1. Introduction

Measuring transport dynamics in temporally and spatially heterogenous nano- and micro-scale systems (e.g. cargo vesicles in vivo) requires high-resolution and high-fidelity concurrent tracking of individual objects over large fields of view.[1] Laser scanning confocal or multiphoton fluorescence imaging microscopies are powerful approaches for imaging and tracking.[2, 3, 4] Moreover, rapid scanning rates are required to avoid spatiotemporal artifacts in the measured sample dynamics arising from the laser scanning spatial response function.[1, 5] Systems with the requisite capabilities, particularly those with spinning discs or resonant galvanometers, are often expensive, specialized, and closed “black boxes” that hinder operator innovation.

Consider a raster laser scanning multiphoton fluorescence microscopy imaging process with a (nonresonant) galvanometer and nondescanned detection: sweeping an excitation spot or pattern over a sample area in the conjugate plane of a array detector produces an image. The detector exposure time must be synchronized to the period of the raster scanner slow axis drive waveform. This introduces an asymmetry: the fast axis is continuously sampled while the slow axis is discretely sampled. Raster scanning utilizes only a portion of the possible scanning power spectral bandwidth, limiting full-field imaging rates to a few frames per second. Furthermore, no information is available about an area of a sample while the excitation beam is elsewhere. Temporal and spatial aliasing artifacts appear for processes with timescales comparable to or faster than the full frame rate and are especially severe across wide fields of view. While generally undesirable for imaging or multi-particle tracking, these “artifacts” have been employed as a correlation spectroscopy.[5]

Multifocal multiplexing increases scanning efficiency by using two-dimensional patterns of excitation spots that need only be dithered within the periodic bounds of the array.[6] Initial implementations of multiphoton multifocal microscopy (MMM) utilized microlenses,[6, 7] cascaded beamsplitter arrays,[8] and low-spot-density diffractive optical elements (DOE) to generate excitation patterns.[9] DOE beamsplitters offer compactness, stability, efficiency, and uniformity. [10] DOE throughput (~75%) is similar to microlens arrays without pinholes and allows producing a large number of beams (~100) with uniform intensity (<5% peak-to-peak variation). However, previous designs relied on conventional rastering and lead to oversampling at the edges of each unit cell due to the finite mechanical response of the scanner. Hence, the resulting images exhibited a gridwork appearance. Nipkow spinning disk scanners do not exhibit this effect,[6, 7] but are restricted to non-random access movements. It is desirable to maintain flexibility for the utilization of random access scanning modes such as have been recently employed for measurement of intracellular transport.[11]

We demonstrate a simple rapid sampling stochastic scanning multiphoton multifocal microscopy (SS-MMM) approach that addresses these shortcomings. SS-MMM enables high-speed uniform imaging and allows high-fidelity multiparticle tracking. The method entails using a DOE to generate a 10x10 excitation beam array arranged in a hexagonal lattice. This uniform intensity array yields 100 beam foci at the objective focal plane that are scanned by a galvanometer. Instead of driving the galvo with a conventional raster waveform, it is driven by a “white noise” waveform resulting in a random scanning motion. Therefore, “stochastic scanning” should be thought of as an image sampling process akin to a Brownian random walk in two-dimensions. The image is sampled and “built-up” within a given integration time that determines the overall image fidelity, rather than a set frame rate. The resulting images are evenly and symmetrically sampled and allow full-field scanning with asynchronous frame readout (i.e. the detector and scan are not synchronized) 1000 times greater than conventional single beam rastering. Expensive specialized equipment is avoided as well as artificial duty-cycle inefficiencies designed to account for unequal mechanical scanner residency times (e.g. electrooptic beam-blanking of the excitation at the edges of the scan waveform). Therefore, the ultimate imaging and tracking rates are determined by the intrinsic fluorophore brightness, detector sensitivity and readout rate, not by the scanner. The experimental results are supported by Monte Carlo simulations of microsphere diffusion and SS-MMM imaging. We demonstrate our SSMMM approach for high-resolution multiparticle tracking and imaging with multiphoton excitation for its deep confocality, low background, and reduced overall (primarily out-of-plane) photobleaching advantages. [2, 4] SS-MMM will therefore be a powerful technique for tracking intracellular cargo vesicles in vivo. Additionally, the SS method is general and adaptable to one-photon confocal descanned methods.

-=-=-

- GIVEN PROBLEM A
Repeat the records exactly, everything from the start of the records down to the line containing "exercise-item: 2. Find", including that line.

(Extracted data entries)

-=-=-

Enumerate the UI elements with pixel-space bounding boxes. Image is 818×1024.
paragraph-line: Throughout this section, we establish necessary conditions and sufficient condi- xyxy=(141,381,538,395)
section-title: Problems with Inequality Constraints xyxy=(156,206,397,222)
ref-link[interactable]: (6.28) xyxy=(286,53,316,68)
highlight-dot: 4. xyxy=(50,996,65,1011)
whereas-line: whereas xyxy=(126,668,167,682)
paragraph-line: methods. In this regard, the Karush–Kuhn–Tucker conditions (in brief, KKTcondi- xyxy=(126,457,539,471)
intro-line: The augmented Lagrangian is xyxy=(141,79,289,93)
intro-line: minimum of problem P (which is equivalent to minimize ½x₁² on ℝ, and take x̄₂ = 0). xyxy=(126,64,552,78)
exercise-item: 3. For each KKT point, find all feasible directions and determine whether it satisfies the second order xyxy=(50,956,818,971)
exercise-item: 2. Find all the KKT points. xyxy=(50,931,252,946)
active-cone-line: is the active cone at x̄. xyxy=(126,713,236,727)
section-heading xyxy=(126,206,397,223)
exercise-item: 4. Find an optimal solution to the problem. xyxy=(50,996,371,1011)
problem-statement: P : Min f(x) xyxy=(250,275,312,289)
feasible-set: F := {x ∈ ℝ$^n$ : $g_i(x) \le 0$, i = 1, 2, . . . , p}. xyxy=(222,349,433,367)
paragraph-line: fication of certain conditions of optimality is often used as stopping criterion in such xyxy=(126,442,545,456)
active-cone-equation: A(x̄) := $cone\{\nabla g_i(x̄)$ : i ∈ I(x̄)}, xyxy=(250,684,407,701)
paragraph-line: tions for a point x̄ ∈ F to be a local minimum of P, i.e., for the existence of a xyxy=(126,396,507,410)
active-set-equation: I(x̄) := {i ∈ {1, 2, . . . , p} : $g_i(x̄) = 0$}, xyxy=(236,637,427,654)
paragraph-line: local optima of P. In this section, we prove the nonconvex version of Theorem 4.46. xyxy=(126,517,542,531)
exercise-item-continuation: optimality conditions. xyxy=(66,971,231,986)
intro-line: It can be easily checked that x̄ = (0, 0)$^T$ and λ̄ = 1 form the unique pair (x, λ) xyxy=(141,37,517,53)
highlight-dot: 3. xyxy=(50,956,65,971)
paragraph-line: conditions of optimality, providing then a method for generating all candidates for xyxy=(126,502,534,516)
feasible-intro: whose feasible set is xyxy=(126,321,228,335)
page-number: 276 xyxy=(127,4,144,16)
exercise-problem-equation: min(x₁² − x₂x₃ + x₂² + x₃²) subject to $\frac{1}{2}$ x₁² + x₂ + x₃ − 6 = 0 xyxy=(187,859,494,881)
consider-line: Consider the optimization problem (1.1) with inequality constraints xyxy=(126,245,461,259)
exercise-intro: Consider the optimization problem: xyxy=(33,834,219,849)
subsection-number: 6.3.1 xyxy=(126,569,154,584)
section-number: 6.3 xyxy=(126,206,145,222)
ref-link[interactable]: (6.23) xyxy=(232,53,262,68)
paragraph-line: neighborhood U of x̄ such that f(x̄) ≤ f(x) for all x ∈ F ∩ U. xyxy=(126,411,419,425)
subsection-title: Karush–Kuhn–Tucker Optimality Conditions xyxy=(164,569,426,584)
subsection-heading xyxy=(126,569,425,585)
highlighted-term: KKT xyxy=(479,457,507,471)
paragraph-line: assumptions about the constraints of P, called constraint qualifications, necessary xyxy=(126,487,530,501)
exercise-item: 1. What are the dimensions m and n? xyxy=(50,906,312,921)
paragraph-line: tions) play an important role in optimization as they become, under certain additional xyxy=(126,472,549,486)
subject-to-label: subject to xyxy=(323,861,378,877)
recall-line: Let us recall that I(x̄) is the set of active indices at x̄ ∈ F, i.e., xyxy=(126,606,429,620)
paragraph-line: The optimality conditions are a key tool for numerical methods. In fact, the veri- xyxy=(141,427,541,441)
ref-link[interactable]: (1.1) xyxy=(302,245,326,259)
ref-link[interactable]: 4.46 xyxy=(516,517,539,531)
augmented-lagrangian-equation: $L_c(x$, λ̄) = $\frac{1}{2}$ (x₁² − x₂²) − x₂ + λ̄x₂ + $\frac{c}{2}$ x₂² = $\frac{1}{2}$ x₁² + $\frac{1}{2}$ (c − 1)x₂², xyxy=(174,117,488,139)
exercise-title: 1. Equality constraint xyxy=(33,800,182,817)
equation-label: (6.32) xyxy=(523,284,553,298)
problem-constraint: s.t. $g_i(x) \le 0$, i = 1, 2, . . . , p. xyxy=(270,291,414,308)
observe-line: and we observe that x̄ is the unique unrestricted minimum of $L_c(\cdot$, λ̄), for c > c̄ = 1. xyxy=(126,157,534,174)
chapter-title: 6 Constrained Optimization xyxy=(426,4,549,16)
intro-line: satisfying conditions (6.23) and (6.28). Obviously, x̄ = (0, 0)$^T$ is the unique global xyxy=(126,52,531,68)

-=-=-

- GIVEN PROBLEM B
Duplicate the microscopy introduction exactly, everything from "Measuring transport dynamics" down to "hinder operator innovation.", with both ends included.

- EXPECTED ANSWER A
Enumerate the UI elements with pixel-space bounding boxes. Image is 818×1024.
paragraph-line: Throughout this section, we establish necessary conditions and sufficient condi- xyxy=(141,381,538,395)
section-title: Problems with Inequality Constraints xyxy=(156,206,397,222)
ref-link[interactable]: (6.28) xyxy=(286,53,316,68)
highlight-dot: 4. xyxy=(50,996,65,1011)
whereas-line: whereas xyxy=(126,668,167,682)
paragraph-line: methods. In this regard, the Karush–Kuhn–Tucker conditions (in brief, KKTcondi- xyxy=(126,457,539,471)
intro-line: The augmented Lagrangian is xyxy=(141,79,289,93)
intro-line: minimum of problem P (which is equivalent to minimize ½x₁² on ℝ, and take x̄₂ = 0). xyxy=(126,64,552,78)
exercise-item: 3. For each KKT point, find all feasible directions and determine whether it satisfies the second order xyxy=(50,956,818,971)
exercise-item: 2. Find all the KKT points. xyxy=(50,931,252,946)

- EXPECTED ANSWER B
Measuring transport dynamics in temporally and spatially heterogenous nano- and micro-scale systems (e.g. cargo vesicles in vivo) requires high-resolution and high-fidelity concurrent tracking of individual objects over large fields of view.[1] Laser scanning confocal or multiphoton fluorescence imaging microscopies are powerful approaches for imaging and tracking.[2, 3, 4] Moreover, rapid scanning rates are required to avoid spatiotemporal artifacts in the measured sample dynamics arising from the laser scanning spatial response function.[1, 5] Systems with the requisite capabilities, particularly those with spinning discs or resonant galvanometers, are often expensive, specialized, and closed “black boxes” that hinder operator innovation.